(begin)

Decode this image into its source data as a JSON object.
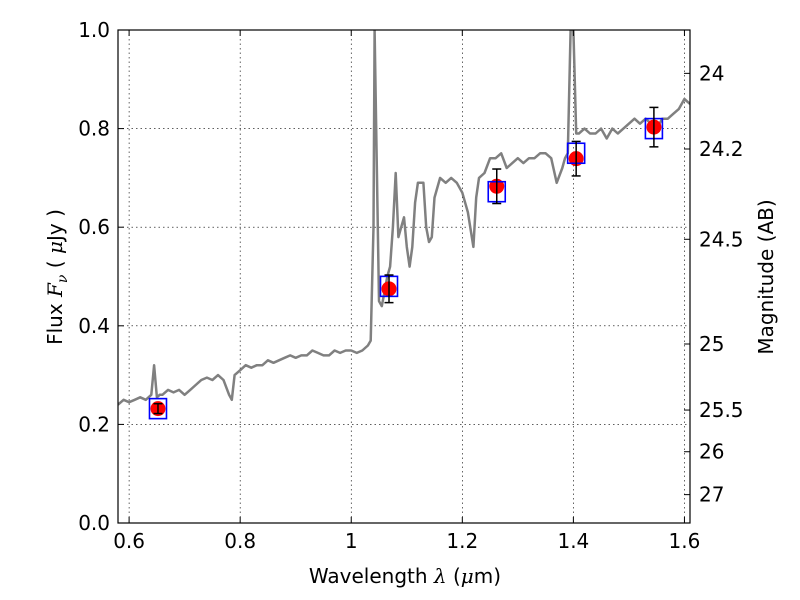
{
  "chart_data": {
    "type": "scatter",
    "xlabel": "Wavelength",
    "xlabel_math": "λ",
    "xlabel_unit_open": " (",
    "xlabel_unit_math": "μ",
    "xlabel_unit_close": "m)",
    "ylabel": "Flux",
    "ylabel_math": "F",
    "ylabel_math_sub": "ν",
    "ylabel_unit_open": " ( ",
    "ylabel_unit_math": "μ",
    "ylabel_unit_close": "Jy )",
    "y2label": "Magnitude (AB)",
    "xlim": [
      0.58,
      1.61
    ],
    "ylim": [
      0.0,
      1.0
    ],
    "grid": true,
    "x_ticks": [
      {
        "value": 0.6,
        "label": "0.6"
      },
      {
        "value": 0.8,
        "label": "0.8"
      },
      {
        "value": 1.0,
        "label": "1"
      },
      {
        "value": 1.2,
        "label": "1.2"
      },
      {
        "value": 1.4,
        "label": "1.4"
      },
      {
        "value": 1.6,
        "label": "1.6"
      }
    ],
    "y_ticks": [
      {
        "value": 0.0,
        "label": "0.0"
      },
      {
        "value": 0.2,
        "label": "0.2"
      },
      {
        "value": 0.4,
        "label": "0.4"
      },
      {
        "value": 0.6,
        "label": "0.6"
      },
      {
        "value": 0.8,
        "label": "0.8"
      },
      {
        "value": 1.0,
        "label": "1.0"
      }
    ],
    "y2_ticks": [
      {
        "value": 24,
        "label": "24"
      },
      {
        "value": 24.2,
        "label": "24.2"
      },
      {
        "value": 24.5,
        "label": "24.5"
      },
      {
        "value": 25,
        "label": "25"
      },
      {
        "value": 25.5,
        "label": "25.5"
      },
      {
        "value": 26,
        "label": "26"
      },
      {
        "value": 27,
        "label": "27"
      }
    ],
    "photometry": [
      {
        "x": 0.652,
        "y": 0.232,
        "err": 0.01,
        "model": 0.232
      },
      {
        "x": 1.068,
        "y": 0.475,
        "err": 0.028,
        "model": 0.48
      },
      {
        "x": 1.262,
        "y": 0.683,
        "err": 0.035,
        "model": 0.672
      },
      {
        "x": 1.405,
        "y": 0.739,
        "err": 0.035,
        "model": 0.75
      },
      {
        "x": 1.545,
        "y": 0.803,
        "err": 0.04,
        "model": 0.8
      }
    ],
    "spectrum": {
      "x": [
        0.58,
        0.59,
        0.6,
        0.61,
        0.62,
        0.63,
        0.64,
        0.645,
        0.65,
        0.655,
        0.66,
        0.67,
        0.68,
        0.69,
        0.7,
        0.71,
        0.72,
        0.73,
        0.74,
        0.75,
        0.76,
        0.77,
        0.78,
        0.785,
        0.79,
        0.8,
        0.81,
        0.82,
        0.83,
        0.84,
        0.85,
        0.86,
        0.87,
        0.88,
        0.89,
        0.9,
        0.91,
        0.92,
        0.93,
        0.94,
        0.95,
        0.96,
        0.97,
        0.98,
        0.99,
        1.0,
        1.01,
        1.02,
        1.03,
        1.035,
        1.04,
        1.042,
        1.045,
        1.05,
        1.055,
        1.06,
        1.065,
        1.07,
        1.075,
        1.08,
        1.085,
        1.09,
        1.095,
        1.1,
        1.105,
        1.11,
        1.115,
        1.12,
        1.13,
        1.135,
        1.14,
        1.145,
        1.15,
        1.16,
        1.17,
        1.18,
        1.19,
        1.2,
        1.21,
        1.22,
        1.225,
        1.23,
        1.24,
        1.25,
        1.26,
        1.27,
        1.28,
        1.29,
        1.3,
        1.31,
        1.32,
        1.33,
        1.34,
        1.35,
        1.36,
        1.37,
        1.38,
        1.385,
        1.39,
        1.395,
        1.4,
        1.405,
        1.41,
        1.42,
        1.43,
        1.44,
        1.45,
        1.46,
        1.47,
        1.48,
        1.49,
        1.5,
        1.51,
        1.52,
        1.53,
        1.54,
        1.55,
        1.56,
        1.57,
        1.58,
        1.59,
        1.6,
        1.61
      ],
      "y": [
        0.24,
        0.25,
        0.245,
        0.25,
        0.255,
        0.25,
        0.26,
        0.32,
        0.255,
        0.26,
        0.26,
        0.27,
        0.265,
        0.27,
        0.26,
        0.27,
        0.28,
        0.29,
        0.295,
        0.29,
        0.3,
        0.29,
        0.26,
        0.25,
        0.3,
        0.31,
        0.32,
        0.315,
        0.32,
        0.32,
        0.33,
        0.325,
        0.33,
        0.335,
        0.34,
        0.335,
        0.34,
        0.34,
        0.35,
        0.345,
        0.34,
        0.34,
        0.35,
        0.345,
        0.35,
        0.35,
        0.345,
        0.35,
        0.36,
        0.37,
        0.6,
        1.0,
        0.8,
        0.45,
        0.44,
        0.47,
        0.5,
        0.52,
        0.6,
        0.71,
        0.58,
        0.6,
        0.62,
        0.56,
        0.52,
        0.56,
        0.65,
        0.69,
        0.69,
        0.6,
        0.57,
        0.58,
        0.66,
        0.7,
        0.69,
        0.7,
        0.69,
        0.67,
        0.63,
        0.56,
        0.66,
        0.7,
        0.71,
        0.74,
        0.74,
        0.75,
        0.72,
        0.73,
        0.74,
        0.73,
        0.74,
        0.74,
        0.75,
        0.75,
        0.74,
        0.69,
        0.72,
        0.74,
        0.75,
        1.0,
        1.0,
        0.79,
        0.79,
        0.8,
        0.79,
        0.79,
        0.8,
        0.78,
        0.8,
        0.79,
        0.8,
        0.81,
        0.82,
        0.81,
        0.82,
        0.81,
        0.8,
        0.82,
        0.82,
        0.83,
        0.84,
        0.86,
        0.85
      ]
    },
    "colors": {
      "spectrum": "#808080",
      "observed": "#ff0000",
      "model_box": "#0000ff",
      "error_bar": "#000000"
    }
  }
}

(end)

Exercise directions — What comes back should match the records exactly, minus any pictures.

The response —
Decode this image into its source data as a JSON object.
{
  "chart_data": {
    "type": "scatter",
    "xlabel": "Wavelength",
    "xlabel_math": "λ",
    "xlabel_unit_open": " (",
    "xlabel_unit_math": "μ",
    "xlabel_unit_close": "m)",
    "ylabel": "Flux",
    "ylabel_math": "F",
    "ylabel_math_sub": "ν",
    "ylabel_unit_open": " ( ",
    "ylabel_unit_math": "μ",
    "ylabel_unit_close": "Jy )",
    "y2label": "Magnitude (AB)",
    "xlim": [
      0.58,
      1.61
    ],
    "ylim": [
      0.0,
      1.0
    ],
    "grid": true,
    "x_ticks": [
      {
        "value": 0.6,
        "label": "0.6"
      },
      {
        "value": 0.8,
        "label": "0.8"
      },
      {
        "value": 1.0,
        "label": "1"
      },
      {
        "value": 1.2,
        "label": "1.2"
      },
      {
        "value": 1.4,
        "label": "1.4"
      },
      {
        "value": 1.6,
        "label": "1.6"
      }
    ],
    "y_ticks": [
      {
        "value": 0.0,
        "label": "0.0"
      },
      {
        "value": 0.2,
        "label": "0.2"
      },
      {
        "value": 0.4,
        "label": "0.4"
      },
      {
        "value": 0.6,
        "label": "0.6"
      },
      {
        "value": 0.8,
        "label": "0.8"
      },
      {
        "value": 1.0,
        "label": "1.0"
      }
    ],
    "y2_ticks": [
      {
        "value": 24,
        "label": "24"
      },
      {
        "value": 24.2,
        "label": "24.2"
      },
      {
        "value": 24.5,
        "label": "24.5"
      },
      {
        "value": 25,
        "label": "25"
      },
      {
        "value": 25.5,
        "label": "25.5"
      },
      {
        "value": 26,
        "label": "26"
      },
      {
        "value": 27,
        "label": "27"
      }
    ],
    "photometry": [
      {
        "x": 0.652,
        "y": 0.232,
        "err": 0.01,
        "model": 0.232
      },
      {
        "x": 1.068,
        "y": 0.475,
        "err": 0.028,
        "model": 0.48
      },
      {
        "x": 1.262,
        "y": 0.683,
        "err": 0.035,
        "model": 0.672
      },
      {
        "x": 1.405,
        "y": 0.739,
        "err": 0.035,
        "model": 0.75
      },
      {
        "x": 1.545,
        "y": 0.803,
        "err": 0.04,
        "model": 0.8
      }
    ],
    "spectrum": {
      "x": [
        0.58,
        0.59,
        0.6,
        0.61,
        0.62,
        0.63,
        0.64,
        0.645,
        0.65,
        0.655,
        0.66,
        0.67,
        0.68,
        0.69,
        0.7,
        0.71,
        0.72,
        0.73,
        0.74,
        0.75,
        0.76,
        0.77,
        0.78,
        0.785,
        0.79,
        0.8,
        0.81,
        0.82,
        0.83,
        0.84,
        0.85,
        0.86,
        0.87,
        0.88,
        0.89,
        0.9,
        0.91,
        0.92,
        0.93,
        0.94,
        0.95,
        0.96,
        0.97,
        0.98,
        0.99,
        1.0,
        1.01,
        1.02,
        1.03,
        1.035,
        1.04,
        1.042,
        1.045,
        1.05,
        1.055,
        1.06,
        1.065,
        1.07,
        1.075,
        1.08,
        1.085,
        1.09,
        1.095,
        1.1,
        1.105,
        1.11,
        1.115,
        1.12,
        1.13,
        1.135,
        1.14,
        1.145,
        1.15,
        1.16,
        1.17,
        1.18,
        1.19,
        1.2,
        1.21,
        1.22,
        1.225,
        1.23,
        1.24,
        1.25,
        1.26,
        1.27,
        1.28,
        1.29,
        1.3,
        1.31,
        1.32,
        1.33,
        1.34,
        1.35,
        1.36,
        1.37,
        1.38,
        1.385,
        1.39,
        1.395,
        1.4,
        1.405,
        1.41,
        1.42,
        1.43,
        1.44,
        1.45,
        1.46,
        1.47,
        1.48,
        1.49,
        1.5,
        1.51,
        1.52,
        1.53,
        1.54,
        1.55,
        1.56,
        1.57,
        1.58,
        1.59,
        1.6,
        1.61
      ],
      "y": [
        0.24,
        0.25,
        0.245,
        0.25,
        0.255,
        0.25,
        0.26,
        0.32,
        0.255,
        0.26,
        0.26,
        0.27,
        0.265,
        0.27,
        0.26,
        0.27,
        0.28,
        0.29,
        0.295,
        0.29,
        0.3,
        0.29,
        0.26,
        0.25,
        0.3,
        0.31,
        0.32,
        0.315,
        0.32,
        0.32,
        0.33,
        0.325,
        0.33,
        0.335,
        0.34,
        0.335,
        0.34,
        0.34,
        0.35,
        0.345,
        0.34,
        0.34,
        0.35,
        0.345,
        0.35,
        0.35,
        0.345,
        0.35,
        0.36,
        0.37,
        0.6,
        1.0,
        0.8,
        0.45,
        0.44,
        0.47,
        0.5,
        0.52,
        0.6,
        0.71,
        0.58,
        0.6,
        0.62,
        0.56,
        0.52,
        0.56,
        0.65,
        0.69,
        0.69,
        0.6,
        0.57,
        0.58,
        0.66,
        0.7,
        0.69,
        0.7,
        0.69,
        0.67,
        0.63,
        0.56,
        0.66,
        0.7,
        0.71,
        0.74,
        0.74,
        0.75,
        0.72,
        0.73,
        0.74,
        0.73,
        0.74,
        0.74,
        0.75,
        0.75,
        0.74,
        0.69,
        0.72,
        0.74,
        0.75,
        1.0,
        1.0,
        0.79,
        0.79,
        0.8,
        0.79,
        0.79,
        0.8,
        0.78,
        0.8,
        0.79,
        0.8,
        0.81,
        0.82,
        0.81,
        0.82,
        0.81,
        0.8,
        0.82,
        0.82,
        0.83,
        0.84,
        0.86,
        0.85
      ]
    },
    "colors": {
      "spectrum": "#808080",
      "observed": "#ff0000",
      "model_box": "#0000ff",
      "error_bar": "#000000"
    }
  }
}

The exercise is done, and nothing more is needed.